◆ Requirements ◆
Where a line holds "JSON", copy it.
— BEGIN Data for the task —
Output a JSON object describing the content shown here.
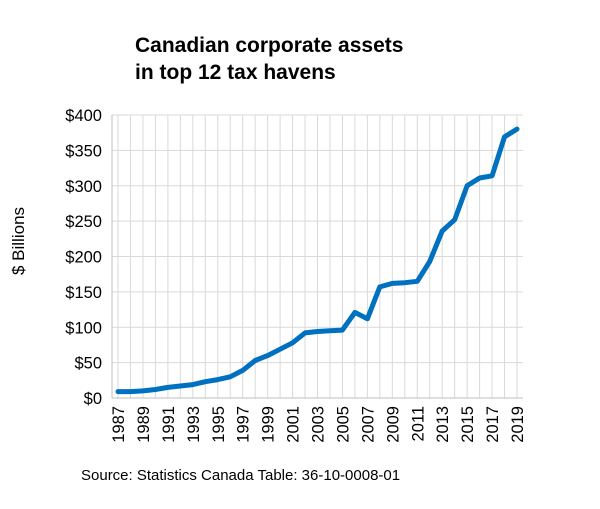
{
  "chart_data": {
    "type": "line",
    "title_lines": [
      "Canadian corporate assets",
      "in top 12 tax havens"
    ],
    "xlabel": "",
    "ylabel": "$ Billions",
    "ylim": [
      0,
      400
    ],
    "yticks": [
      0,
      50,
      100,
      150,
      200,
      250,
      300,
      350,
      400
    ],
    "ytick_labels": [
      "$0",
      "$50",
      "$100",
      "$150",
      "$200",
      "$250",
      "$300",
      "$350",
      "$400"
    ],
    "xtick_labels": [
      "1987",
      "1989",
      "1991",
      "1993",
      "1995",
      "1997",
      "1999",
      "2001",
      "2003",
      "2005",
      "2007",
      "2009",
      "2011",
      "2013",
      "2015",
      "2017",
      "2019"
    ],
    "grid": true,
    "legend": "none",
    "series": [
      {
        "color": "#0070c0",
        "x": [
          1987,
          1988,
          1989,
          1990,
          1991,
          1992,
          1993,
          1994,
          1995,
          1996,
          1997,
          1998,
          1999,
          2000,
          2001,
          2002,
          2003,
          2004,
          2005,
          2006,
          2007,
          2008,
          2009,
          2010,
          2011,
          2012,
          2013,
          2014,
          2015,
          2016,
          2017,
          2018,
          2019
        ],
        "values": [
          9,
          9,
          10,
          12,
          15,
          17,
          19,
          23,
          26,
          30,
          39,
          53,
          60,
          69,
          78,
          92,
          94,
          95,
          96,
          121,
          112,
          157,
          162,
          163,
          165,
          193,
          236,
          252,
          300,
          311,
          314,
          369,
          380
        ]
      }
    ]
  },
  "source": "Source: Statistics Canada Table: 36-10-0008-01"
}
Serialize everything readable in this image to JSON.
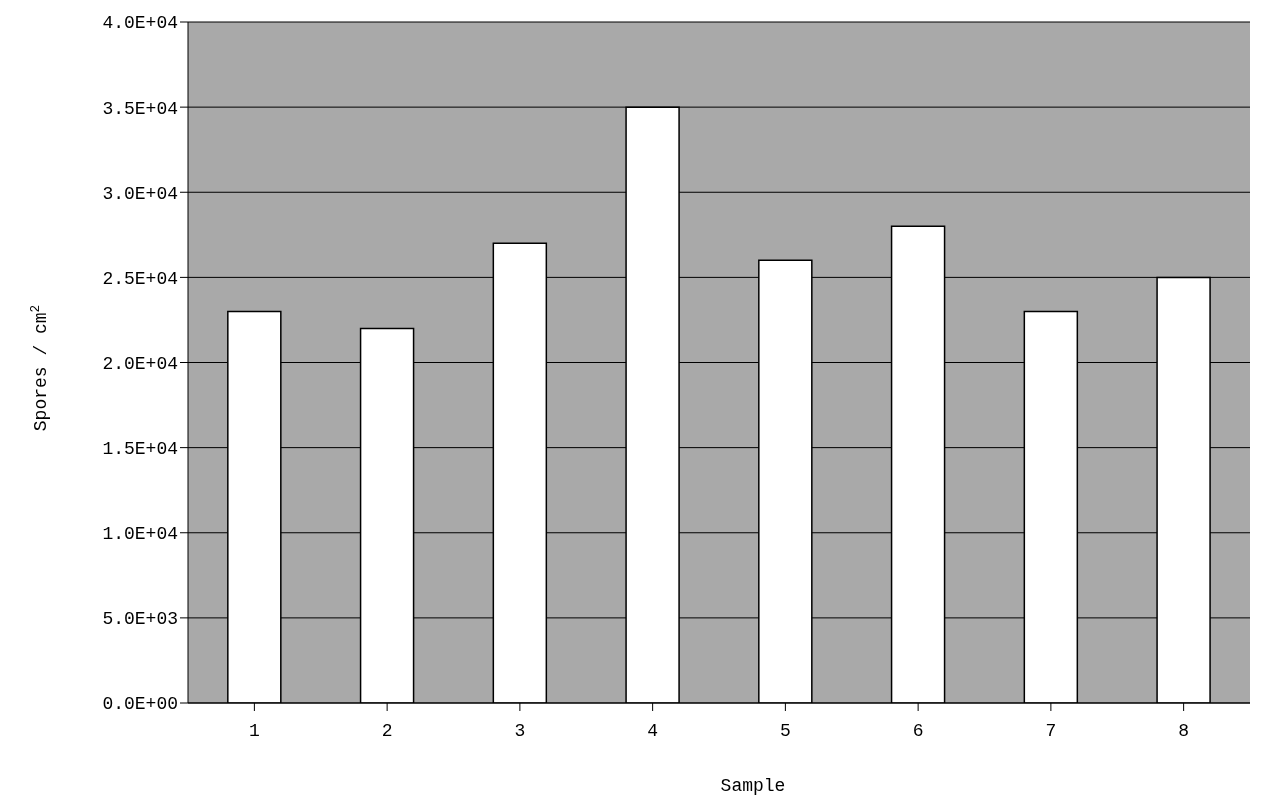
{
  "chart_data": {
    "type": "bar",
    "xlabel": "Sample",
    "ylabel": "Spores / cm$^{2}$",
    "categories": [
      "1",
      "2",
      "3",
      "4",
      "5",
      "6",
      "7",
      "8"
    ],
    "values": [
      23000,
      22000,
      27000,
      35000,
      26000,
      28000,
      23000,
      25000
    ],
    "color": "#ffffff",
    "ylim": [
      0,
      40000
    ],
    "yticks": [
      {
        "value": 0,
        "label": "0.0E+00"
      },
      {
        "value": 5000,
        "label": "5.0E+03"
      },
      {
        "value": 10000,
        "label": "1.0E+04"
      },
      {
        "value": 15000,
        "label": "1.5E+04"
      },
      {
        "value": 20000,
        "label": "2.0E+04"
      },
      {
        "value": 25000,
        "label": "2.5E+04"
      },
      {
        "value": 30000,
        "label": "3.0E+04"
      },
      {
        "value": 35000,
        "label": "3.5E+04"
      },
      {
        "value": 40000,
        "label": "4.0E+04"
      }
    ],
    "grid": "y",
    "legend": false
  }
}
— END Data for the task —
◆ Finished exercise ◆
Output a JSON object describing the content shown here.
Serialize everything readable in this image to JSON.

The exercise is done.